## Problem to solve
Wherever the string "Funded" appears in the listing, copy that line.

====================

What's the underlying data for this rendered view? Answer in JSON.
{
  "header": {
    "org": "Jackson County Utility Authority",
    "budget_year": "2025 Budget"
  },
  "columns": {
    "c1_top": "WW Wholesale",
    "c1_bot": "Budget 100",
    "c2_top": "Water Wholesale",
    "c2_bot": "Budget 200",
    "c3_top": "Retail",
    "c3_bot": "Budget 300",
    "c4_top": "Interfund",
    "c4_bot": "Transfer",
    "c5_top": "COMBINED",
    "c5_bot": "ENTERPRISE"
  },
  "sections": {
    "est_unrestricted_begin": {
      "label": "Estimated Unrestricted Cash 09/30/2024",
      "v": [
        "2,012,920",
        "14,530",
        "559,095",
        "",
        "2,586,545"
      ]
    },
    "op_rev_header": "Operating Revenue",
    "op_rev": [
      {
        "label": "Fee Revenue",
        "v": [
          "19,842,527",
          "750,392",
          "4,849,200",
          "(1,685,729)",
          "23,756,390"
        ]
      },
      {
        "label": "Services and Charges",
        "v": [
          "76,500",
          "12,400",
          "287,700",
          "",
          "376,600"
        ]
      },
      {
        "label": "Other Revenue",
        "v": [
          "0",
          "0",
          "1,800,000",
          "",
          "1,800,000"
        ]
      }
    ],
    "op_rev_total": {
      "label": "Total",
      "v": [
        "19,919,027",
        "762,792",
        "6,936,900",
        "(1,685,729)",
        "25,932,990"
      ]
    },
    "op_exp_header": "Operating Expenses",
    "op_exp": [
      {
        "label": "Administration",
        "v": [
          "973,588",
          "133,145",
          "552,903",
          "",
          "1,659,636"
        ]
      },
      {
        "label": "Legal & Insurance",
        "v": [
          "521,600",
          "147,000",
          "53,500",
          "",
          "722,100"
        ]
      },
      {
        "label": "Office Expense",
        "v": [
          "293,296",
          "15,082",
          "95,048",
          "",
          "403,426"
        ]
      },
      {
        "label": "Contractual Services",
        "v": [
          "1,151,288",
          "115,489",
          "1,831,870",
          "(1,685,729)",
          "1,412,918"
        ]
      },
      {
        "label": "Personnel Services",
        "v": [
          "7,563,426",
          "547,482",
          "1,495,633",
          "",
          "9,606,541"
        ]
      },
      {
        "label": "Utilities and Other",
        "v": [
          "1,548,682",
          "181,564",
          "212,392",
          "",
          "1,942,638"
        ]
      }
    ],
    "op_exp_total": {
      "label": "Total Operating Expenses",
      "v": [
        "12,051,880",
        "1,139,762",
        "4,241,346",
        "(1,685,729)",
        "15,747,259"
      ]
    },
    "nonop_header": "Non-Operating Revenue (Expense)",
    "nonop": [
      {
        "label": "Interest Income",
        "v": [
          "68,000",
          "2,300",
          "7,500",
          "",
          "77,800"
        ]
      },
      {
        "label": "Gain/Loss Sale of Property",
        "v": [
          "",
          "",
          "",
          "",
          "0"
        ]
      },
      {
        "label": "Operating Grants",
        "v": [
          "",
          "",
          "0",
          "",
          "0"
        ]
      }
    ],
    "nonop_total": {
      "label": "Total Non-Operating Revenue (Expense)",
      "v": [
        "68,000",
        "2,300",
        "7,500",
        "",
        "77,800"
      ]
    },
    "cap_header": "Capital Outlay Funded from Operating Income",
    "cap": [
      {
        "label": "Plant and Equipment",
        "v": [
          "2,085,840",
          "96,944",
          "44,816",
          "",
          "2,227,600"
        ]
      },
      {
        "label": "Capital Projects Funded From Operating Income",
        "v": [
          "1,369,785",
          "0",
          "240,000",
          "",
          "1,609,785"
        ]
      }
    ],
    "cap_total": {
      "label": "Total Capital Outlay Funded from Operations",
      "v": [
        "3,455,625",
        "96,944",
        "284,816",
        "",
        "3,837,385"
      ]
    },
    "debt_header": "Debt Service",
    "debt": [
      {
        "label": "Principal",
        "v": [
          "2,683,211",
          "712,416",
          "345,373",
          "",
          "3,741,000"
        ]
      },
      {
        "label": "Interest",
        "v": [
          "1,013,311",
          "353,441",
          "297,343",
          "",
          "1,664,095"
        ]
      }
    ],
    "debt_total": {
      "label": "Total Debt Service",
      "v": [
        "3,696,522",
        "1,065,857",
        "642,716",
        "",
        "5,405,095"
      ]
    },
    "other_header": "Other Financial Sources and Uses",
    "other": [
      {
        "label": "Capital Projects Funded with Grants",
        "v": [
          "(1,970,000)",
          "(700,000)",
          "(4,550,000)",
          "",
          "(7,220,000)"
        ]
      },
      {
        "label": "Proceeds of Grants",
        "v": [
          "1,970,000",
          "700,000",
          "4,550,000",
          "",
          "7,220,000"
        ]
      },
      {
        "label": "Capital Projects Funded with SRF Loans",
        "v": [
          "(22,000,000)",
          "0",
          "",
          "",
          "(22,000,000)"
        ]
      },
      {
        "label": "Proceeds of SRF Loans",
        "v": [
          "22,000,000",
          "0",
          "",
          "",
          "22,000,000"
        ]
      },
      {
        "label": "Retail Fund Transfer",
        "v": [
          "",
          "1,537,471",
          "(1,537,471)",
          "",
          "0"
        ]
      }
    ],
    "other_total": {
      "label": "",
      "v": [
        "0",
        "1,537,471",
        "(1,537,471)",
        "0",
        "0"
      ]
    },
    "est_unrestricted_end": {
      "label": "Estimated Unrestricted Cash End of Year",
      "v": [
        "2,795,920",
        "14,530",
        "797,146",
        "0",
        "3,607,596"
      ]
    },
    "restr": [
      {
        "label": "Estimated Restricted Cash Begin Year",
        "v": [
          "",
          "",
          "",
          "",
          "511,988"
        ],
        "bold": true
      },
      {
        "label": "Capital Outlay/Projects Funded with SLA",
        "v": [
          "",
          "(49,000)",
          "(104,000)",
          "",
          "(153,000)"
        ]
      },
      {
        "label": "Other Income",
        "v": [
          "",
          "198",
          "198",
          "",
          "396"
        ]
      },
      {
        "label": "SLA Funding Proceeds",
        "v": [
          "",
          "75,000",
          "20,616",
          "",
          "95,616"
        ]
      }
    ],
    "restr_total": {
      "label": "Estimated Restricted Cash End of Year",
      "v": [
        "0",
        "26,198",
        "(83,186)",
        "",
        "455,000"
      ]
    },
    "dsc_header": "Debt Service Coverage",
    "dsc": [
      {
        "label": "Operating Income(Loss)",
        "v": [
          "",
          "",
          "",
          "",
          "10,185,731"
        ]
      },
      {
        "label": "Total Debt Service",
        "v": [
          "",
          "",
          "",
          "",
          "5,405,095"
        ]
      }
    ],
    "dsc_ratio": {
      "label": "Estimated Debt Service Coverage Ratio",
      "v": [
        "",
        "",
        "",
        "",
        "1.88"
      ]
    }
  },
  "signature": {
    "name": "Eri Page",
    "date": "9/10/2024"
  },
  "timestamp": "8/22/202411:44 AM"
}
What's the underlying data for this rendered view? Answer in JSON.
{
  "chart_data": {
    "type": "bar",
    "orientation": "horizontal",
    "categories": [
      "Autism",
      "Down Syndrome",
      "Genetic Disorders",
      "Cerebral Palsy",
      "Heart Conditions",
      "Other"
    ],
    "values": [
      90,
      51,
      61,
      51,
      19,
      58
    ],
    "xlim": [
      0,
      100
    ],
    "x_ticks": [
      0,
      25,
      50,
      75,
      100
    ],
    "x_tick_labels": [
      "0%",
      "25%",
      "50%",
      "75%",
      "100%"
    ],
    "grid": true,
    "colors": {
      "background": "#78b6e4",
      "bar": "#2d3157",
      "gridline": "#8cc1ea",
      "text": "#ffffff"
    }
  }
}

====================

## Exercise answer
    "cap_header": "Capital Outlay Funded from Operating Income",
        "label": "Capital Projects Funded From Operating Income",
      "label": "Total Capital Outlay Funded from Operations",
        "label": "Capital Projects Funded with Grants",
        "label": "Capital Projects Funded with SRF Loans",
        "label": "Capital Outlay/Projects Funded with SLA",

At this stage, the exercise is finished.